### Your instructions
Check each line for the word "banner" and report how many have it. Give nothing else.

### Extracted information
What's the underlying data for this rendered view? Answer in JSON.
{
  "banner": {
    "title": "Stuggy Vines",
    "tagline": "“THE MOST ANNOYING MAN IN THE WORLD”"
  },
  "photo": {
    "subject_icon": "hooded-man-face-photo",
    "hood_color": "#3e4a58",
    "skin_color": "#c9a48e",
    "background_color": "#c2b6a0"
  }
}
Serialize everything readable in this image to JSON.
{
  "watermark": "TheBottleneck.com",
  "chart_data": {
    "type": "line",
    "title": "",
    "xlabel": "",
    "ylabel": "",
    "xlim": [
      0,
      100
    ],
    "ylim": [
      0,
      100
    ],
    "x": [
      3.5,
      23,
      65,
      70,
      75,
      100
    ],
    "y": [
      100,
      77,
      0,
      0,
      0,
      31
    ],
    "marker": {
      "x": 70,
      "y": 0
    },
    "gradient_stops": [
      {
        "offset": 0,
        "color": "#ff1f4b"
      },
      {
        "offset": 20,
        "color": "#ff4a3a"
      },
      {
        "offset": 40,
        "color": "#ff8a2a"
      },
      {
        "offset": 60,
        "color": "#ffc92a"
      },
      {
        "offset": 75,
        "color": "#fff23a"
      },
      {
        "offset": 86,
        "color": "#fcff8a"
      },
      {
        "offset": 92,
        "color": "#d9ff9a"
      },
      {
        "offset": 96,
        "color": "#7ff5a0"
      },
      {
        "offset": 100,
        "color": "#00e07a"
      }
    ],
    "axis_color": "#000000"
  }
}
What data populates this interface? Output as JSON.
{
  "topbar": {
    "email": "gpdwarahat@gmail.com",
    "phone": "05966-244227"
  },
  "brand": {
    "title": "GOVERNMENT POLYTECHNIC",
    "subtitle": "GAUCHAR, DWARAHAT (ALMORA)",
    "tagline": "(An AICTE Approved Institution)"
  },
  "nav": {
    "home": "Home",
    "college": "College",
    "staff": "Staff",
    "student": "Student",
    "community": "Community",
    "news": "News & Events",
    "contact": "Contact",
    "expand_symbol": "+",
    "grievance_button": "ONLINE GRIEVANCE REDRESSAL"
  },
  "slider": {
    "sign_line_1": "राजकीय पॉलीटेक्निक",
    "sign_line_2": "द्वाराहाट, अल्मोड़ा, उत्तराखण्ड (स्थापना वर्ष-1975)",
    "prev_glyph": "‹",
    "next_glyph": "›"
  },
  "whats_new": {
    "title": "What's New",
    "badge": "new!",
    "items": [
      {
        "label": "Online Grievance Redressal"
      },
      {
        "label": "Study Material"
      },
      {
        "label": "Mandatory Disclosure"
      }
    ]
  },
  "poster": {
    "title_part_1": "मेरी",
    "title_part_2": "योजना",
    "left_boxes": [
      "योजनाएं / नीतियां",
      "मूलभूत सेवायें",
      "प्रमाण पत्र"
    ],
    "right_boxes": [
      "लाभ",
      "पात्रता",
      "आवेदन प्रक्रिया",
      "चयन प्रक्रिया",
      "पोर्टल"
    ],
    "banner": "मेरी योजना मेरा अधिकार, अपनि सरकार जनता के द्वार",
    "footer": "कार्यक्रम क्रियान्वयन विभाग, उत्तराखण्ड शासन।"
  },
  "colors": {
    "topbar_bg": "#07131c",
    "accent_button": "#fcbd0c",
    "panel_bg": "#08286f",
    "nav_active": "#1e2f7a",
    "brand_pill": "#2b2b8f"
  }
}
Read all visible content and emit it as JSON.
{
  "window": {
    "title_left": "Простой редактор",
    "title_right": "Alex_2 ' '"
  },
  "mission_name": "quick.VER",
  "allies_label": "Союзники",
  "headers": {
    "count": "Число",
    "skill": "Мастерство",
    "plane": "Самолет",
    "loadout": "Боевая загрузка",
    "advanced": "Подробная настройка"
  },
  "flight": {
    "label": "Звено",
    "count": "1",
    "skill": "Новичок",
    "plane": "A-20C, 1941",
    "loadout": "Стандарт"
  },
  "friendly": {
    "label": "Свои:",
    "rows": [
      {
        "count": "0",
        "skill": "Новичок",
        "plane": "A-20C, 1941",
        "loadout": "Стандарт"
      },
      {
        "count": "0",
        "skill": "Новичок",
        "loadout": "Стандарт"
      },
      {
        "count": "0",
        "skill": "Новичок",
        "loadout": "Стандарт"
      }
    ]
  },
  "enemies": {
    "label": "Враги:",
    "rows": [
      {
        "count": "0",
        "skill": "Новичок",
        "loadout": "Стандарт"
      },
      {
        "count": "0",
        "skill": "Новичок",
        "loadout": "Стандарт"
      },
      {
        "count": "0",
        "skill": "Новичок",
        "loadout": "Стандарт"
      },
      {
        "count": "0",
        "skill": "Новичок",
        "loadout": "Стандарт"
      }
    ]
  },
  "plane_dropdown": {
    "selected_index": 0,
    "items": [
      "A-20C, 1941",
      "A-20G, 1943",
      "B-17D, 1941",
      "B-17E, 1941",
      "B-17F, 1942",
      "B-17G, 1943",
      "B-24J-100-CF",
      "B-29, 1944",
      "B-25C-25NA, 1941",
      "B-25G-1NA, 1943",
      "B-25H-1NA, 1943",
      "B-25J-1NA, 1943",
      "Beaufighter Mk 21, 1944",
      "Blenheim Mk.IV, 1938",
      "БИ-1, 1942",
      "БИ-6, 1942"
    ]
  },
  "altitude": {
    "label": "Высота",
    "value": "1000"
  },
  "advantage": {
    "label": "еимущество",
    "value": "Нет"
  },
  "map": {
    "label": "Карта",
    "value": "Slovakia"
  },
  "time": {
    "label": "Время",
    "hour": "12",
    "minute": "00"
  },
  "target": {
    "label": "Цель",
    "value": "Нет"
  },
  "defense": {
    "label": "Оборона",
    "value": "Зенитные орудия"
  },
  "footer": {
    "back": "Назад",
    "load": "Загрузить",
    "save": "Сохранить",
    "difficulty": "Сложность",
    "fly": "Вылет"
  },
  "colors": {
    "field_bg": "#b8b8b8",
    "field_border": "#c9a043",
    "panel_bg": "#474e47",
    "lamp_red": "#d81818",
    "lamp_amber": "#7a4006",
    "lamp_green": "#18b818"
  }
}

### Answer for this exercise
2